- Input for this task -
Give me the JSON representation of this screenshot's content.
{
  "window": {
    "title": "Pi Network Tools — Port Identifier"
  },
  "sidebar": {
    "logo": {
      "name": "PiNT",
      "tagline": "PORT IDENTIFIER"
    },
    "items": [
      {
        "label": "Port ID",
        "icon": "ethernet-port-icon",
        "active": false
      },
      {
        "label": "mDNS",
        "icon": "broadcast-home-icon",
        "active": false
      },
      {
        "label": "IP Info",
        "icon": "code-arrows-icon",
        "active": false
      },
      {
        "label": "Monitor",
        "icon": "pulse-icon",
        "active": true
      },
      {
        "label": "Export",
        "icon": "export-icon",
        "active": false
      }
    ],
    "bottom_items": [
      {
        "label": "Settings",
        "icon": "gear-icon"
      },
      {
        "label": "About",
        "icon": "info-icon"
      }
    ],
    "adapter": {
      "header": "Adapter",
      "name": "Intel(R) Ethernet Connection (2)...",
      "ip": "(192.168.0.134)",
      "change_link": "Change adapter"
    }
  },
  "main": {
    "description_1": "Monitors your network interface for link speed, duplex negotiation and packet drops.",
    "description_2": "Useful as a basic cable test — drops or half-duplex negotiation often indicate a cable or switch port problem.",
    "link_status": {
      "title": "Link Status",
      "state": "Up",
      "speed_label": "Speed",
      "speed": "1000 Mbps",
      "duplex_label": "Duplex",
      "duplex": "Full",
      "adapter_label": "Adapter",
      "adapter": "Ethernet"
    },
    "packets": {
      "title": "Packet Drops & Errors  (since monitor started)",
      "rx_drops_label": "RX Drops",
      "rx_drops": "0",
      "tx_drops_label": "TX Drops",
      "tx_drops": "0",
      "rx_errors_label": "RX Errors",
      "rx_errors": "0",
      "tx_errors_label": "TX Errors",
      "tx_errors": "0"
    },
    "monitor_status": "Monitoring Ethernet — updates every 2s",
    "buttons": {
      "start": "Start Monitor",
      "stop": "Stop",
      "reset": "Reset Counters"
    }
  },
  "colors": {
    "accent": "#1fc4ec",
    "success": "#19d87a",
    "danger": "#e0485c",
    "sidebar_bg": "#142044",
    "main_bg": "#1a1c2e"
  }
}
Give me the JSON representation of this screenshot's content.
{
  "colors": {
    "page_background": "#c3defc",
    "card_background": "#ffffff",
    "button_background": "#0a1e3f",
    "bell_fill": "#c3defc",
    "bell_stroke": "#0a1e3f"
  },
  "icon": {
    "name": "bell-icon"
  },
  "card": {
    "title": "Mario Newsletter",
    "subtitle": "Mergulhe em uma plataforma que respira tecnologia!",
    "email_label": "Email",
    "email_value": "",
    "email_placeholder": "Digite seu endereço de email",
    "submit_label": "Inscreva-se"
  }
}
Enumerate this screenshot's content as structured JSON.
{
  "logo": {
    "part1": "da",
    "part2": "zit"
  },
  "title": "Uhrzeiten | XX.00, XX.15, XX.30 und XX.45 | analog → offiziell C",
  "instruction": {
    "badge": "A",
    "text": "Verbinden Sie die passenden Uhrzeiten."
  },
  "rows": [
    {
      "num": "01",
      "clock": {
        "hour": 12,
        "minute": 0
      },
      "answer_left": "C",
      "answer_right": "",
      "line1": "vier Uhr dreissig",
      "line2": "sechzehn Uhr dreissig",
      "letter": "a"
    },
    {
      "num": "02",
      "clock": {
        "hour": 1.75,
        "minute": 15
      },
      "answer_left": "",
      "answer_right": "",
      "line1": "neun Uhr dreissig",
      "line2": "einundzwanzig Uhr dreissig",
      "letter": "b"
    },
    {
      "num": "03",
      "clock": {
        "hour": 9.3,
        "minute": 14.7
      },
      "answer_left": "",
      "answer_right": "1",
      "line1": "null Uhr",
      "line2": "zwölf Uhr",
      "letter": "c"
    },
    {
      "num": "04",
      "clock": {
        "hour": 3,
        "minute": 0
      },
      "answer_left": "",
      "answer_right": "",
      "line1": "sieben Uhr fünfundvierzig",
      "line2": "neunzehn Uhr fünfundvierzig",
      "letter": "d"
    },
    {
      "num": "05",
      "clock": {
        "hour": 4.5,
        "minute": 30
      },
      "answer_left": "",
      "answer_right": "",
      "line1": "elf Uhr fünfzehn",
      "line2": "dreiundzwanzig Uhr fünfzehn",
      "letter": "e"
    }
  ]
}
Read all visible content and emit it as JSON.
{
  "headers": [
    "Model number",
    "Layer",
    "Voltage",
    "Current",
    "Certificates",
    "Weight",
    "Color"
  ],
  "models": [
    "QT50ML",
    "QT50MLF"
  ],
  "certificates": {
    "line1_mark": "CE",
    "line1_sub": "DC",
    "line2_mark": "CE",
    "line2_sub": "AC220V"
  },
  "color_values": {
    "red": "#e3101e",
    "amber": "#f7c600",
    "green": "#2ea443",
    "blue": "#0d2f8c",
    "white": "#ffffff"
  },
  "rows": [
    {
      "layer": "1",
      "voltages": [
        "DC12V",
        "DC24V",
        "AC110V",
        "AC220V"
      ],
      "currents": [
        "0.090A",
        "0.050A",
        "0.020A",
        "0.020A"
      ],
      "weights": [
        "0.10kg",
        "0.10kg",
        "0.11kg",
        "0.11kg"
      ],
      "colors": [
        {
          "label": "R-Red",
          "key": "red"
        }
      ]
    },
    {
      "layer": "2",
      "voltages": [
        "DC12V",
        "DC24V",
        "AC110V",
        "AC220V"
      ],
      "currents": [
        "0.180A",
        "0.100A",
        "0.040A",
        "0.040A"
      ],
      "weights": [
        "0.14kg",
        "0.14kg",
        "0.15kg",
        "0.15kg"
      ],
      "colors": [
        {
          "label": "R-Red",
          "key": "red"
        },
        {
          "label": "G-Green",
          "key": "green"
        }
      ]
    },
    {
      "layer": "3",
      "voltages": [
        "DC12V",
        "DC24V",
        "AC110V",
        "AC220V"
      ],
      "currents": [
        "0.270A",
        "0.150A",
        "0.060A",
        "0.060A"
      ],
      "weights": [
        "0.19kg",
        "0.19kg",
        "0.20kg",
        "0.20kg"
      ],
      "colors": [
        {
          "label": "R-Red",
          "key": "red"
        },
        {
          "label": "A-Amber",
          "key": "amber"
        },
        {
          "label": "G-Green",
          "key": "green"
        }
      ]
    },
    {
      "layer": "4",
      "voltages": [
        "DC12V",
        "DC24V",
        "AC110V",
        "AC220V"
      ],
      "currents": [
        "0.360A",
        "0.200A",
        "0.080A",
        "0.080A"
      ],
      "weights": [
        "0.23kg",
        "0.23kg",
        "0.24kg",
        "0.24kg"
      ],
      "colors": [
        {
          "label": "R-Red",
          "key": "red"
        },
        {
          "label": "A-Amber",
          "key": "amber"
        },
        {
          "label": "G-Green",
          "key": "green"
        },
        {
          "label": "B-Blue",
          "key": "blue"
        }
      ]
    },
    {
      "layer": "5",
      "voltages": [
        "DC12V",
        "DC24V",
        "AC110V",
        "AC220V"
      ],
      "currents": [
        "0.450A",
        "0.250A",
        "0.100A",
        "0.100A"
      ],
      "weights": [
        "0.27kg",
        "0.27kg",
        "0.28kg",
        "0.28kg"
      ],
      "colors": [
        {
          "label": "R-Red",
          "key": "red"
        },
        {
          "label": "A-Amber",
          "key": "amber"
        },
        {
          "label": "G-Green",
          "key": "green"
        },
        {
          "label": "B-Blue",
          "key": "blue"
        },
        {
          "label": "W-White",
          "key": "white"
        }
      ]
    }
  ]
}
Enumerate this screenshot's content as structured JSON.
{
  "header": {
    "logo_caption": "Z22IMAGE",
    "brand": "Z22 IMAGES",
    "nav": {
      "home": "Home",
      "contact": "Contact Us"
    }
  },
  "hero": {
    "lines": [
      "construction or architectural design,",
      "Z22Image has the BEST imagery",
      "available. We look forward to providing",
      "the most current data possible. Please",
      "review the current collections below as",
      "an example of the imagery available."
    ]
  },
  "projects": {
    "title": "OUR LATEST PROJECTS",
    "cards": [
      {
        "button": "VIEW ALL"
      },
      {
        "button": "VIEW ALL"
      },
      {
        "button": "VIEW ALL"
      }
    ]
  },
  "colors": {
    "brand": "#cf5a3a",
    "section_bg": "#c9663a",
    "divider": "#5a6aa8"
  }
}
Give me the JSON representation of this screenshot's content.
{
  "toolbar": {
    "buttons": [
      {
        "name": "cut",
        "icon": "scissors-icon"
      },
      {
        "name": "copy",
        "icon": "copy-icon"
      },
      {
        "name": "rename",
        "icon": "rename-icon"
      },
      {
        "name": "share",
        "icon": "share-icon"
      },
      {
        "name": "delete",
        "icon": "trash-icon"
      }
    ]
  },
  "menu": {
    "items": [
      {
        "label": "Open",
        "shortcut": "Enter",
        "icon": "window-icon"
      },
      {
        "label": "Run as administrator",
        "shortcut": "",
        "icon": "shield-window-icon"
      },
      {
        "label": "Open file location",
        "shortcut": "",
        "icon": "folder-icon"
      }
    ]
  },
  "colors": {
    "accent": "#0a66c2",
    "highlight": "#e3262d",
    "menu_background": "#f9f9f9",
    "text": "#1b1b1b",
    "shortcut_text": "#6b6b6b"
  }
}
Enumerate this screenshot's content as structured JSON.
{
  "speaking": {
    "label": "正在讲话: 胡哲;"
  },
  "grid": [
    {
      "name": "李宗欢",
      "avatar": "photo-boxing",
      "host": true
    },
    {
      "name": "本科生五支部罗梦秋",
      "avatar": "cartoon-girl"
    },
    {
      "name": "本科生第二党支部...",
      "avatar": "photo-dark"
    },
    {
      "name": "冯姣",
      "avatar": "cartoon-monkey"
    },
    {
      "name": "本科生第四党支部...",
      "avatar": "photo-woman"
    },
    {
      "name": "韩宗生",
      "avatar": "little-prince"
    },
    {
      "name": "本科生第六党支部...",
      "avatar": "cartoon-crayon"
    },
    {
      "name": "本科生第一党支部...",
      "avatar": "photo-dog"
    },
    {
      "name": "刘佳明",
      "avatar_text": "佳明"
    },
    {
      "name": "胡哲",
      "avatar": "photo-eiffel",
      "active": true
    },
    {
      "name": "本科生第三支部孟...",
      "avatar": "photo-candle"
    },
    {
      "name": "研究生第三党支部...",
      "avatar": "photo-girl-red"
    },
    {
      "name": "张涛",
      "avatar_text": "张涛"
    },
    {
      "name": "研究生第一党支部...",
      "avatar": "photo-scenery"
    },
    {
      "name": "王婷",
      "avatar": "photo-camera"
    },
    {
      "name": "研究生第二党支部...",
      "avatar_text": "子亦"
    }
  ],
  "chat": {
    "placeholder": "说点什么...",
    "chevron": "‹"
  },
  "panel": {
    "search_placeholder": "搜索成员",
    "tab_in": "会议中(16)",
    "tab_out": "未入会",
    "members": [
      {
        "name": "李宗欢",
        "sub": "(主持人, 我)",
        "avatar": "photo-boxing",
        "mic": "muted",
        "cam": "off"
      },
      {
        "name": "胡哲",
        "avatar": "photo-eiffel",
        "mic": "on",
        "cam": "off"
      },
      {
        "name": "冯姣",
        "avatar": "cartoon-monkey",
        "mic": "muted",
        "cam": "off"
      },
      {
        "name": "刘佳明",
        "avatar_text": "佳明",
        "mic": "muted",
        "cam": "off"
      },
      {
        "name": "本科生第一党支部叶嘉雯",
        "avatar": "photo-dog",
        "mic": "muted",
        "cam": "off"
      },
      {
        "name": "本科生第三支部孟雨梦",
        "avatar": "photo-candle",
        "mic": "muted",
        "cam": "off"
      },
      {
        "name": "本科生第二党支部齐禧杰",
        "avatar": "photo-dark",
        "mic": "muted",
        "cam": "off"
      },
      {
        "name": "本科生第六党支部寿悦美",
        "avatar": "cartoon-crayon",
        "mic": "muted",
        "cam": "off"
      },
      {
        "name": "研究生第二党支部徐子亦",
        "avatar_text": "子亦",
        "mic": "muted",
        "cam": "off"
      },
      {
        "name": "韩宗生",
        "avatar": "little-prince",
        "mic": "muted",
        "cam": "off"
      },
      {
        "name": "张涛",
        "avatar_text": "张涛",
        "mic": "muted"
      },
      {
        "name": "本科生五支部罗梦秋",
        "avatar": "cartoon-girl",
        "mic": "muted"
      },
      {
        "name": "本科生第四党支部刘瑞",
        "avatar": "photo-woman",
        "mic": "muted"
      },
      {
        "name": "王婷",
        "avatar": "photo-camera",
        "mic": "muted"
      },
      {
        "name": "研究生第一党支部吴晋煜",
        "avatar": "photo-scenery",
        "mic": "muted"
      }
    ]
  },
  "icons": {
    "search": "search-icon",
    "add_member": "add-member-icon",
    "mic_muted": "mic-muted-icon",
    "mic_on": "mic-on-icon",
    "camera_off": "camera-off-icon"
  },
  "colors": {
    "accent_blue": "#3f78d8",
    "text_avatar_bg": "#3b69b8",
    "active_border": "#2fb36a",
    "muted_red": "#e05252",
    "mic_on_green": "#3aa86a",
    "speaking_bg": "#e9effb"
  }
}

- Written exercise -
Examine the records and pull out every line where the string "hour" occurs.

- Correct output -
        "hour": 12,
        "hour": 1.75,
        "hour": 9.3,
        "hour": 3,
        "hour": 4.5,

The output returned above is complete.